**What you will do**
Repeat the items word for word, from the very first line through the line containing "column-divider[interactable] — [1064, 356, 1066, 391]", including both ends.
-- Begin Information supplied --
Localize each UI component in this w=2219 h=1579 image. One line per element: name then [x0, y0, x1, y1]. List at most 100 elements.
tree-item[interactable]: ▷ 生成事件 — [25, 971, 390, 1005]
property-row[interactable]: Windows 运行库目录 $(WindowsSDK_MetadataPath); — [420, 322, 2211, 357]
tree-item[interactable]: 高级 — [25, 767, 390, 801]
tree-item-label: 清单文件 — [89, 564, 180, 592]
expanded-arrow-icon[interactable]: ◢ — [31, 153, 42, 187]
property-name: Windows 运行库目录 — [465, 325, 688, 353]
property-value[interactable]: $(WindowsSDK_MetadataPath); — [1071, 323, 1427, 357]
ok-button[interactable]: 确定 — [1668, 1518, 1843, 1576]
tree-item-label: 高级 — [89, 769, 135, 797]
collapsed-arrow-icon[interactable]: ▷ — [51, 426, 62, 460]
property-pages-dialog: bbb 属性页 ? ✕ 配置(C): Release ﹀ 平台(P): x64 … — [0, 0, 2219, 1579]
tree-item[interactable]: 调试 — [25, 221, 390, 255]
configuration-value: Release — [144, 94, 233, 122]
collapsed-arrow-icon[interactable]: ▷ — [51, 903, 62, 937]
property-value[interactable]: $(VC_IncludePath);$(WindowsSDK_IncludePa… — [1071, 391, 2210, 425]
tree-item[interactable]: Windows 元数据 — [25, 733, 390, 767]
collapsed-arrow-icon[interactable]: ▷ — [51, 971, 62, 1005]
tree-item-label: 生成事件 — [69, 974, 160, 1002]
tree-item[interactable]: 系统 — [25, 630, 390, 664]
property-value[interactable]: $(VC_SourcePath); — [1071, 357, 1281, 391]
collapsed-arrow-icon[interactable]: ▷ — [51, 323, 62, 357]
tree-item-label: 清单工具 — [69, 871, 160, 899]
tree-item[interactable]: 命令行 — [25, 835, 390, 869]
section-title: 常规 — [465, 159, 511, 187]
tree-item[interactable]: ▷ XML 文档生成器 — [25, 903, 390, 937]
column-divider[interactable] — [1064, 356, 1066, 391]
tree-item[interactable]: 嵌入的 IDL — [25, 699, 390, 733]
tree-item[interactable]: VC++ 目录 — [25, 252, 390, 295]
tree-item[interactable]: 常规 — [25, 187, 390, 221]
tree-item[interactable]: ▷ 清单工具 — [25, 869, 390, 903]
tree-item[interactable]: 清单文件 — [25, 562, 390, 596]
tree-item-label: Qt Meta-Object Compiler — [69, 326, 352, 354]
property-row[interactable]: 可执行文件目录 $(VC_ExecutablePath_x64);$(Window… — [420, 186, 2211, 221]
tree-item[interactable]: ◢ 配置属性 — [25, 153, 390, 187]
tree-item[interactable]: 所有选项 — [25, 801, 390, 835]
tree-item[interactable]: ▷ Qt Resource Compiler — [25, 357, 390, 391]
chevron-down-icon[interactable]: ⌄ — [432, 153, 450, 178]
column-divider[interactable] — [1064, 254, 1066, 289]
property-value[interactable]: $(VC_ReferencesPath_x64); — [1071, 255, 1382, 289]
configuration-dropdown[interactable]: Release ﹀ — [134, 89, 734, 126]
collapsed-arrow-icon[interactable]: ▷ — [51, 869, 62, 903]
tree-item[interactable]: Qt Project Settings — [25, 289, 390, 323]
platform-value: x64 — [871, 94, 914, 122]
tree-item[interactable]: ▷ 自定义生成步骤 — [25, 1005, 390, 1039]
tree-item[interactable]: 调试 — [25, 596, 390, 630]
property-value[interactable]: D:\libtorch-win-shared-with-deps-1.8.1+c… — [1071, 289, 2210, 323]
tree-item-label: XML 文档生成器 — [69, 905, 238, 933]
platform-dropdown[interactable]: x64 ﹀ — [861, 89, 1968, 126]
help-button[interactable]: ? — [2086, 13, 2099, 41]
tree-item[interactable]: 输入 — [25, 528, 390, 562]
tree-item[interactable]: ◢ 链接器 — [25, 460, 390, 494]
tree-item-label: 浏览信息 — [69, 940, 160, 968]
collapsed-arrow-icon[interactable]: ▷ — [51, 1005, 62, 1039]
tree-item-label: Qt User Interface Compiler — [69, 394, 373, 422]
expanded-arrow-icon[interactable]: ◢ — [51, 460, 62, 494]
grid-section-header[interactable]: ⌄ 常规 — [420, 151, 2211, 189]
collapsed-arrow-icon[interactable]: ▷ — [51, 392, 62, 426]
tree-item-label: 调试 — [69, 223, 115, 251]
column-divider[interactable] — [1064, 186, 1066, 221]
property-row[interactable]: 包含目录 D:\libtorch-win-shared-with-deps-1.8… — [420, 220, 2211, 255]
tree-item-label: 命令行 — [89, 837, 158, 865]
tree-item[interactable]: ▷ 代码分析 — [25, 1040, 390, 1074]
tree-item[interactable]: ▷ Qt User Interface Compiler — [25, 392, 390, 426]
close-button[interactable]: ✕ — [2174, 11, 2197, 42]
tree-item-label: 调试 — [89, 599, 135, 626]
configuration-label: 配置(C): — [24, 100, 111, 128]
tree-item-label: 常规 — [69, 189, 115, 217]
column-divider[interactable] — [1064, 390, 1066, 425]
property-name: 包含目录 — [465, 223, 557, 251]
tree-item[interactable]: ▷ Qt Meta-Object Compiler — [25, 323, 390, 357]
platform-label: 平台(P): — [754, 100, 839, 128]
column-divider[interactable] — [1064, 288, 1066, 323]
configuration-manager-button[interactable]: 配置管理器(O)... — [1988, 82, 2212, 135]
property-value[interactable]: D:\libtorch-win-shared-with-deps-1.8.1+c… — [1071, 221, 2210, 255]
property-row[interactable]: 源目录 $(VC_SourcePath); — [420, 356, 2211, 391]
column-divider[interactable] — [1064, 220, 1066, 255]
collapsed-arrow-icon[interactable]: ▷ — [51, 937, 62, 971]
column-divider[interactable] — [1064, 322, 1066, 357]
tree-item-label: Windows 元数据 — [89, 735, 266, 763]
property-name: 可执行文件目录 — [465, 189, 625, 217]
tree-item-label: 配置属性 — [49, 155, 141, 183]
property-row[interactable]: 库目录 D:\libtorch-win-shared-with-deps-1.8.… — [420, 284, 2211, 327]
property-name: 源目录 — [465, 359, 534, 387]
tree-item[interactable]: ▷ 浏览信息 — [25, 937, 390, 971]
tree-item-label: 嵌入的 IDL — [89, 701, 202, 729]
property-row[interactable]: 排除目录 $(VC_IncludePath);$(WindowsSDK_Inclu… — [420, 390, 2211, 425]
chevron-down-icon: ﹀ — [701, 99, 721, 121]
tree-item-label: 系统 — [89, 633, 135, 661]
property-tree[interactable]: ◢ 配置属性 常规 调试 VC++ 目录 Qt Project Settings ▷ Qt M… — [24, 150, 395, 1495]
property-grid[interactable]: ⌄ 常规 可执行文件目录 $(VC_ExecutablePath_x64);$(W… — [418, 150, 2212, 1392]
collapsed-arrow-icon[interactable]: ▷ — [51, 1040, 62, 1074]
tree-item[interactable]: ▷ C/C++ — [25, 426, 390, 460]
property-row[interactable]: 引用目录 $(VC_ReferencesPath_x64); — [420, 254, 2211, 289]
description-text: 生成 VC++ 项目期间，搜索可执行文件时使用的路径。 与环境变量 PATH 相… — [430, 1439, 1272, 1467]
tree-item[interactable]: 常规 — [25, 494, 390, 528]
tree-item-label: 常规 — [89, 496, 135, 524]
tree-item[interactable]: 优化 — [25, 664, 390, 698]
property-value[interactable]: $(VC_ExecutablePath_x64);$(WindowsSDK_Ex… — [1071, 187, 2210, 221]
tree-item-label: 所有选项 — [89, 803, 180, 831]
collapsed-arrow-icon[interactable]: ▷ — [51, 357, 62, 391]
-- End Information supplied --
**Solution to this problem**
Localize each UI component in this w=2219 h=1579 image. One line per element: name then [x0, y0, x1, y1]. List at most 100 elements.
tree-item[interactable]: ▷ 生成事件 — [25, 971, 390, 1005]
property-row[interactable]: Windows 运行库目录 $(WindowsSDK_MetadataPath); — [420, 322, 2211, 357]
tree-item[interactable]: 高级 — [25, 767, 390, 801]
tree-item-label: 清单文件 — [89, 564, 180, 592]
expanded-arrow-icon[interactable]: ◢ — [31, 153, 42, 187]
property-name: Windows 运行库目录 — [465, 325, 688, 353]
property-value[interactable]: $(WindowsSDK_MetadataPath); — [1071, 323, 1427, 357]
ok-button[interactable]: 确定 — [1668, 1518, 1843, 1576]
tree-item-label: 高级 — [89, 769, 135, 797]
collapsed-arrow-icon[interactable]: ▷ — [51, 426, 62, 460]
property-pages-dialog: bbb 属性页 ? ✕ 配置(C): Release ﹀ 平台(P): x64 … — [0, 0, 2219, 1579]
tree-item[interactable]: 调试 — [25, 221, 390, 255]
configuration-value: Release — [144, 94, 233, 122]
collapsed-arrow-icon[interactable]: ▷ — [51, 903, 62, 937]
property-value[interactable]: $(VC_IncludePath);$(WindowsSDK_IncludePa… — [1071, 391, 2210, 425]
tree-item[interactable]: Windows 元数据 — [25, 733, 390, 767]
collapsed-arrow-icon[interactable]: ▷ — [51, 971, 62, 1005]
tree-item-label: 生成事件 — [69, 974, 160, 1002]
tree-item[interactable]: 系统 — [25, 630, 390, 664]
property-value[interactable]: $(VC_SourcePath); — [1071, 357, 1281, 391]
collapsed-arrow-icon[interactable]: ▷ — [51, 323, 62, 357]
tree-item-label: 清单工具 — [69, 871, 160, 899]
tree-item[interactable]: 命令行 — [25, 835, 390, 869]
section-title: 常规 — [465, 159, 511, 187]
tree-item[interactable]: ▷ XML 文档生成器 — [25, 903, 390, 937]
column-divider[interactable] — [1064, 356, 1066, 391]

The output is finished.